§ MAAK HET VOLGENDE
A) Van wanneer tot wanneer lopen volgens de tekst over de podcastreeks de inloopochtenden van de driejarige leergang Eeuwige wijsheid nu!?
B) Geef een vervolg op de tekst over de podcastreeks dat aansluit op de laatste zin.

Het contact met de geestelijke wereld herstellen – podcast 2 van de serie van twaalf inloopochtenden 2023 in Haarlem

 

MYSTERIESCHOLEN 1MYSTERIESCHOLEN 2MYSTERIESCHOLEN 3 – MYSTERIESCHOLEN 4 – MYSTERIESCHOLEN 5 – MYSTERIESCHOLEN 6 – MYSTERIESCHOLEN 7 – MYSTERIESCHOLEN 8MYSTERIESCHOLEN 9 – MYSTERIESCHOLEN 10 – MYSTERIESCHOLEN 11 – MYSTERIESCHOLEN 12

Van januari tot en met juni 2023 organiseerde het Informatiecentrum Rozenkruis Haarlem de twaalfdelige lezingencyclus ‘Mysteriescholen en de universele wijsheidsleer’ . Bij elke informatieochtend is ook een podcast gemaakt en beschikbaar gesteld. Hierboven is podcast 2 van 12 te beluisteren en hieronder volgt de transcriptie. Van september 2023 tot en met juni 2026 staan de inloopochtenden in Haarlem en Arnhem in het teken van de driejarige leergang Eeuwige wijsheid nu! Zie het activiteitenoverzicht voor de programmering.

§ FRAGMENTEN UIT MATERIAAL
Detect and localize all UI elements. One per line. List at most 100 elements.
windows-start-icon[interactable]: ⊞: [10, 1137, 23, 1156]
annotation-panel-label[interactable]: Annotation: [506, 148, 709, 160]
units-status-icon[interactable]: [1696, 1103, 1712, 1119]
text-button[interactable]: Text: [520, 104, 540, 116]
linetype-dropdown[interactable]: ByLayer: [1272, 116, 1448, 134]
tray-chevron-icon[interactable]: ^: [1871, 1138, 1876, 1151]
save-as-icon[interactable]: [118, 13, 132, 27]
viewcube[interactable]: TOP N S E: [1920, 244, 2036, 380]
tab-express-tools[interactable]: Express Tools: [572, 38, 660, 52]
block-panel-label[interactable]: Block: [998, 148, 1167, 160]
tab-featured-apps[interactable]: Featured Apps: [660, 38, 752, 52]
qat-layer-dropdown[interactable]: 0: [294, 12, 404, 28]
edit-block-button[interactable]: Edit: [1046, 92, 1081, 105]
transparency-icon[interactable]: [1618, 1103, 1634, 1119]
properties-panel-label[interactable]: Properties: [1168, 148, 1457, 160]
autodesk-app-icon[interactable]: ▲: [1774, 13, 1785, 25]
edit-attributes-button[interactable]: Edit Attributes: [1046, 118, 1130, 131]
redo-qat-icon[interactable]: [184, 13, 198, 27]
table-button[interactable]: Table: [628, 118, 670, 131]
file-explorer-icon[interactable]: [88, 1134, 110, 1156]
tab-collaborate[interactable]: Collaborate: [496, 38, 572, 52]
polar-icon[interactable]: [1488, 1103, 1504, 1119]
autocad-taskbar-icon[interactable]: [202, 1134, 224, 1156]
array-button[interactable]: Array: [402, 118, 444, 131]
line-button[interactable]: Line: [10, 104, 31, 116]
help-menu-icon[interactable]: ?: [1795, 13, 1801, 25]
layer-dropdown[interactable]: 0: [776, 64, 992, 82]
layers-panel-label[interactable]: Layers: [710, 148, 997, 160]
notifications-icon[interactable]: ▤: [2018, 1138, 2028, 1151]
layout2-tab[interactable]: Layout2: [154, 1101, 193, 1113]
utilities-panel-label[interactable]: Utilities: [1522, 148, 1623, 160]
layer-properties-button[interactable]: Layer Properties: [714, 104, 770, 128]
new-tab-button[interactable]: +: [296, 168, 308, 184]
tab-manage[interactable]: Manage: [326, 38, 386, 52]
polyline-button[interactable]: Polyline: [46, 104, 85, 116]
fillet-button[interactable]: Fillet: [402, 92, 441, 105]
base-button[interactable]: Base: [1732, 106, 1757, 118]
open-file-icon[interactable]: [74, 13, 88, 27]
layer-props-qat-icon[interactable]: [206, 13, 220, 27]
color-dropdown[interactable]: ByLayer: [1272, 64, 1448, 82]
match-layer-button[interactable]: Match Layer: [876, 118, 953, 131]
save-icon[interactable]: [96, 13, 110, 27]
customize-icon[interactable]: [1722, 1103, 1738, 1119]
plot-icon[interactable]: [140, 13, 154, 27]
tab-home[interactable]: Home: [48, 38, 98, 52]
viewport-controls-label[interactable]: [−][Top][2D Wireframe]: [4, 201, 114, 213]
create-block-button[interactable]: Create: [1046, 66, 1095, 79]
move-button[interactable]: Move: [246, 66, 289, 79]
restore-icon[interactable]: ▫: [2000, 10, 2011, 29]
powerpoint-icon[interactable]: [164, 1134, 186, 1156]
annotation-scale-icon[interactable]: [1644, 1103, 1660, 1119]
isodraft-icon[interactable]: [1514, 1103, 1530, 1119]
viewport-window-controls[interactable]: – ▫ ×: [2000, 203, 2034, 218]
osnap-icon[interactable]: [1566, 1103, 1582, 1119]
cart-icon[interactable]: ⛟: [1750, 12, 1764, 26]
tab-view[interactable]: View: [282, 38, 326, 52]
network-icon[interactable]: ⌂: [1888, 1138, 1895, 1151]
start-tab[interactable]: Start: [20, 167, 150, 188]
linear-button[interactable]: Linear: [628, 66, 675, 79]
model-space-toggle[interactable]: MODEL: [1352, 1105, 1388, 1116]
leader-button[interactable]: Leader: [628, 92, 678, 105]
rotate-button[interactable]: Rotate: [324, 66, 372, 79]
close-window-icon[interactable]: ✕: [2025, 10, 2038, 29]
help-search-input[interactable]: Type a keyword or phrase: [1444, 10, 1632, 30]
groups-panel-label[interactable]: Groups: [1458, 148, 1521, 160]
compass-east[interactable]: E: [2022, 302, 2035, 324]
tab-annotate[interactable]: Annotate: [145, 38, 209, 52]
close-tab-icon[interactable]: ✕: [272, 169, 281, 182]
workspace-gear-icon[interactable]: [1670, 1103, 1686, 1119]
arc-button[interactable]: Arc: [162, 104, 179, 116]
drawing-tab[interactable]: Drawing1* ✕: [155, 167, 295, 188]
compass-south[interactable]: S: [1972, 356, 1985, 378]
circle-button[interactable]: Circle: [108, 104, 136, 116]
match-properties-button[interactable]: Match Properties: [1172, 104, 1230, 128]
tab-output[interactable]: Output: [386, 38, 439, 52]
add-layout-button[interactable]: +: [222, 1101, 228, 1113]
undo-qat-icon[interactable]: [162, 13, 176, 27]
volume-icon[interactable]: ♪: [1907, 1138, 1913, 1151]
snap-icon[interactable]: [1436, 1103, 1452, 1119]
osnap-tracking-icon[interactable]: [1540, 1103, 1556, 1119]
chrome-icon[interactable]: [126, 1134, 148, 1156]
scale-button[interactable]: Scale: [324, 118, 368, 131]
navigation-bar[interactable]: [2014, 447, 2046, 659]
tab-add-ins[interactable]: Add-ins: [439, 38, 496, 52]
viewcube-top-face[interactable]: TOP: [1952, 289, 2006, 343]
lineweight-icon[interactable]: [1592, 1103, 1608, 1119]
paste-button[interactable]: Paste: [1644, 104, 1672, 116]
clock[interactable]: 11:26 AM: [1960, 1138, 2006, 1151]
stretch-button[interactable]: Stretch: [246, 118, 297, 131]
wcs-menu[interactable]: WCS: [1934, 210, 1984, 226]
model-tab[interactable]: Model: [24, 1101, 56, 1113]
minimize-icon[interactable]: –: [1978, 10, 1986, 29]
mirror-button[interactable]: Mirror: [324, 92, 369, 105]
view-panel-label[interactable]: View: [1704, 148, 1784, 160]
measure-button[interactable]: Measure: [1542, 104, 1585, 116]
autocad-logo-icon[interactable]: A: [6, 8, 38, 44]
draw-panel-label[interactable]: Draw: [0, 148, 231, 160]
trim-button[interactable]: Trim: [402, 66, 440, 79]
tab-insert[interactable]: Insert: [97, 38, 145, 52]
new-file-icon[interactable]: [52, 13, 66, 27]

§ ANTWOORDEN PER OPDRACHT
A) Van september 2023 tot en met juni 2026.

B)
LEES HET BEGIN VAN MYSTERIESCHOLEN DOOR DE EEUWEN HEEN

BESTEL MYSTERIESCHOLEN DOOR DE EEUWEN HEEN

Geest is geen intellect

Het is al duidelijk geworden dat voor de mysteriescholen Geest iets anders is dan intellect, het gedachteleven van de mens, dat meer of minder op het geestelijke gericht kan zijn. Geest is hier, in moderne bewoordingen, een systeem van onzichtbare krachtlijnenstructuren, die tijd en ruimte en de wezens daarin organiseren en tot doel hebben zich hierin uit te drukken. Het gaat om onverwoestbare ‘scheppende formules’, de wetten volgens welke zowel de schaduw- en zinnenwereld, alsook de wezens daarin ontstaan zijn. Dat bijvoorbeeld een roos haar eigen vorm bezit en zich door kiem, bladeren, bloei en vrucht wetmatig ontwikkelt, wijst op de werkzaamheid van zo’n scheppende formule, een geestelijk principe dat zich onzichtbaar reeds in het zaad van elke roos afzonderlijk bevindt en zich krachtig ontplooit.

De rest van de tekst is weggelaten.